Saved data entries:
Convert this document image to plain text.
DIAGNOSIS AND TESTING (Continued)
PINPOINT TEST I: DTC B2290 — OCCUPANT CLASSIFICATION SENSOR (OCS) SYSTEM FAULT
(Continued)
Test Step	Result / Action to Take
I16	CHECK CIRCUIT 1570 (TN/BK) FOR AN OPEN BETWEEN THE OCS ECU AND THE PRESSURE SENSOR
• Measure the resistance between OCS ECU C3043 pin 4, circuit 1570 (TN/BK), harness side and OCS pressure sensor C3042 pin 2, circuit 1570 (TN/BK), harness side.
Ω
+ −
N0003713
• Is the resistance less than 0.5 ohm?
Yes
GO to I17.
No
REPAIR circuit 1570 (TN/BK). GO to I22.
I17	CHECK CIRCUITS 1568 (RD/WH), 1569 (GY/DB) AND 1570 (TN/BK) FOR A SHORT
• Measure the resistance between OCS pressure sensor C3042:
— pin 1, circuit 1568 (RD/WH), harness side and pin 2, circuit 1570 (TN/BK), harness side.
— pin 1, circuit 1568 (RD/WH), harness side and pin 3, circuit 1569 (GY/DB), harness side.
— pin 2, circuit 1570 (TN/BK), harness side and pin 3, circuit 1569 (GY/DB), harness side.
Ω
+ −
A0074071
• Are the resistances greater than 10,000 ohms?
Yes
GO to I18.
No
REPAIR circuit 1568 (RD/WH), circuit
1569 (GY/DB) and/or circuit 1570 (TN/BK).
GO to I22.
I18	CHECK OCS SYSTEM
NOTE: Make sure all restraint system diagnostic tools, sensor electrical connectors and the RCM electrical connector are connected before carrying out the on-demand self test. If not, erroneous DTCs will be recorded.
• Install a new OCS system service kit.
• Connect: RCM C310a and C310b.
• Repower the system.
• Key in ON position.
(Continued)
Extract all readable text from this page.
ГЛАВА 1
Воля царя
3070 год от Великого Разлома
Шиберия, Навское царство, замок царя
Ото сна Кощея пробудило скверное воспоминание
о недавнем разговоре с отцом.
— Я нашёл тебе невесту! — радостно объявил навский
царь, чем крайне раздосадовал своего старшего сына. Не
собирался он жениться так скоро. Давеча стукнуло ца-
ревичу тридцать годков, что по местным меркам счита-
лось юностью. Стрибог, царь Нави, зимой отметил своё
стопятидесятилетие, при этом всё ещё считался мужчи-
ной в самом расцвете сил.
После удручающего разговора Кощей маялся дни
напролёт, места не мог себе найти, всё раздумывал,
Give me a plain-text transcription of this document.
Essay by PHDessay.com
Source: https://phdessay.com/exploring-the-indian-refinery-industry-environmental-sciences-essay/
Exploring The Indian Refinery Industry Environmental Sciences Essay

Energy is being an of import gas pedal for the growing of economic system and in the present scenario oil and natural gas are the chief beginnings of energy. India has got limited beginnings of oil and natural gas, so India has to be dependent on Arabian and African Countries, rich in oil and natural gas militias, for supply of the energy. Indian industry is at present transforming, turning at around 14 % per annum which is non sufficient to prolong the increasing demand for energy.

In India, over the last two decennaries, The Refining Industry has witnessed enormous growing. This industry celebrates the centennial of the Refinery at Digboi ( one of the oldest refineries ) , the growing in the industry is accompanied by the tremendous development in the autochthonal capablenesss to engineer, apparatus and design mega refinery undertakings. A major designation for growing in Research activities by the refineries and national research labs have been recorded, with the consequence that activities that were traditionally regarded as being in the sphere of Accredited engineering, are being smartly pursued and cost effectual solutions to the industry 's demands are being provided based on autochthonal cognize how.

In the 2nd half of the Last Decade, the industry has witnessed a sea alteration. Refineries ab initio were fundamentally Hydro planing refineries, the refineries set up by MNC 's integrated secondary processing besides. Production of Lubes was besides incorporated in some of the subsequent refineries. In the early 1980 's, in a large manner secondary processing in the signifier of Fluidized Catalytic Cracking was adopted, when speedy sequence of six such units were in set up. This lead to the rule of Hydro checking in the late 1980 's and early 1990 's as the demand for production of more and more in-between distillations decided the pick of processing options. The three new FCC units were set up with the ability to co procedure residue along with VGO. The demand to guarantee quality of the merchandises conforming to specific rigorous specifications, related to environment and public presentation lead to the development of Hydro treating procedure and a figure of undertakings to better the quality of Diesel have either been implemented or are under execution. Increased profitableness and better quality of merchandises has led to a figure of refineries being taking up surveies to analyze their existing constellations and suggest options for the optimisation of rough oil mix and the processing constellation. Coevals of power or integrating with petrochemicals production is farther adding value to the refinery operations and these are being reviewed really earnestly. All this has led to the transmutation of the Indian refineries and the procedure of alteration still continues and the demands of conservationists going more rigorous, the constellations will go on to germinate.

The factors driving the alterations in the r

- TASK DETAILS -
Repeat each record exactly, leaving nothing out.

- SOLUTION TO THIS TASK -
Convert this document image to plain text.
DIAGNOSIS AND TESTING (Continued)
PINPOINT TEST I: DTC B2290 — OCCUPANT CLASSIFICATION SENSOR (OCS) SYSTEM FAULT
(Continued)
Test Step	Result / Action to Take
I16	CHECK CIRCUIT 1570 (TN/BK) FOR AN OPEN BETWEEN THE OCS ECU AND THE PRESSURE SENSOR
• Measure the resistance between OCS ECU C3043 pin 4, circuit 1570 (TN/BK), harness side and OCS pressure sensor C3042 pin 2, circuit 1570 (TN/BK), harness side.
Ω
+ −
N0003713
• Is the resistance less than 0.5 ohm?
Yes
GO to I17.
No
REPAIR circuit 1570 (TN/BK). GO to I22.
I17	CHECK CIRCUITS 1568 (RD/WH), 1569 (GY/DB) AND 1570 (TN/BK) FOR A SHORT
• Measure the resistance between OCS pressure sensor C3042:
— pin 1, circuit 1568 (RD/WH), harness side and pin 2, circuit 1570 (TN/BK), harness side.
— pin 1, circuit 1568 (RD/WH), harness side and pin 3, circuit 1569 (GY/DB), harness side.
— pin 2, circuit 1570 (TN/BK), harness side and pin 3, circuit 1569 (GY/DB), harness side.
Ω
+ −
A0074071
• Are the resistances greater than 10,000 ohms?
Yes
GO to I18.
No
REPAIR circuit 1568 (RD/WH), circuit
1569 (GY/DB) and/or circuit 1570 (TN/BK).
GO to I22.
I18	CHECK OCS SYSTEM
NOTE: Make sure all restraint system diagnostic tools, sensor electrical connectors and the RCM electrical connector are connected before carrying out the on-demand self test. If not, erroneous DTCs will be recorded.
• Install a new OCS system service kit.
• Connect: RCM C310a and C310b.
• Repower the system.
• Key in ON position.
(Continued)
Extract all readable text from this page.
ГЛАВА 1
Воля царя
3070 год от Великого Разлома
Шиберия, Навское царство, замок царя
Ото сна Кощея пробудило скверное воспоминание
о недавнем разговоре с отцом.
— Я нашёл тебе невесту! — радостно объявил навский
царь, чем крайне раздосадовал своего старшего сына. Не
собирался он жениться так скоро. Давеча стукнуло ца-
ревичу тридцать годков, что по местным меркам счита-
лось юностью. Стрибог, царь Нави, зимой отметил своё
стопятидесятилетие, при этом всё ещё считался мужчи-
ной в самом расцвете сил.
После удручающего разговора Кощей маялся дни
напролёт, места не мог себе найти, всё раздумывал,
Give me a plain-text transcription of this document.
Essay by PHDessay.com
Source: https://phdessay.com/exploring-the-indian-refinery-industry-environmental-sciences-essay/
Exploring The Indian Refinery Industry Environmental Sciences Essay

Energy is being an of import gas pedal for the growing of economic system and in the present scenario oil and natural gas are the chief beginnings of energy. India has got limited beginnings of oil and natural gas, so India has to be dependent on Arabian and African Countries, rich in oil and natural gas militias, for supply of the energy. Indian industry is at present transforming, turning at around 14 % per annum which is non sufficient to prolong the increasing demand for energy.

In India, over the last two decennaries, The Refining Industry has witnessed enormous growing. This industry celebrates the centennial of the Refinery at Digboi ( one of the oldest refineries ) , the growing in the industry is accompanied by the tremendous development in the autochthonal capablenesss to engineer, apparatus and design mega refinery undertakings. A major designation for growing in Research activities by the refineries and national research labs have been recorded, with the consequence that activities that were traditionally regarded as being in the sphere of Accredited engineering, are being smartly pursued and cost effectual solutions to the industry 's demands are being provided based on autochthonal cognize how.

In the 2nd half of the Last Decade, the industry has witnessed a sea alteration. Refineries ab initio were fundamentally Hydro planing refineries, the refineries set up by MNC 's integrated secondary processing besides. Production of Lubes was besides incorporated in some of the subsequent refineries. In the early 1980 's, in a large manner secondary processing in the signifier of Fluidized Catalytic Cracking was adopted, when speedy sequence of six such units were in set up. This lead to the rule of Hydro checking in the late 1980 's and early 1990 's as the demand for production of more and more in-between distillations decided the pick of processing options. The three new FCC units were set up with the ability to co procedure residue along with VGO. The demand to guarantee quality of the merchandises conforming to specific rigorous specifications, related to environment and public presentation lead to the development of Hydro treating procedure and a figure of undertakings to better the quality of Diesel have either been implemented or are under execution. Increased profitableness and better quality of merchandises has led to a figure of refineries being taking up surveies to analyze their existing constellations and suggest options for the optimisation of rough oil mix and the processing constellation. Coevals of power or integrating with petrochemicals production is farther adding value to the refinery operations and these are being reviewed really earnestly. All this has led to the transmutation of the Indian refineries and the procedure of alteration still continues and the demands of conservationists going more rigorous, the constellations will go on to germinate.

The factors driving the alterations in the r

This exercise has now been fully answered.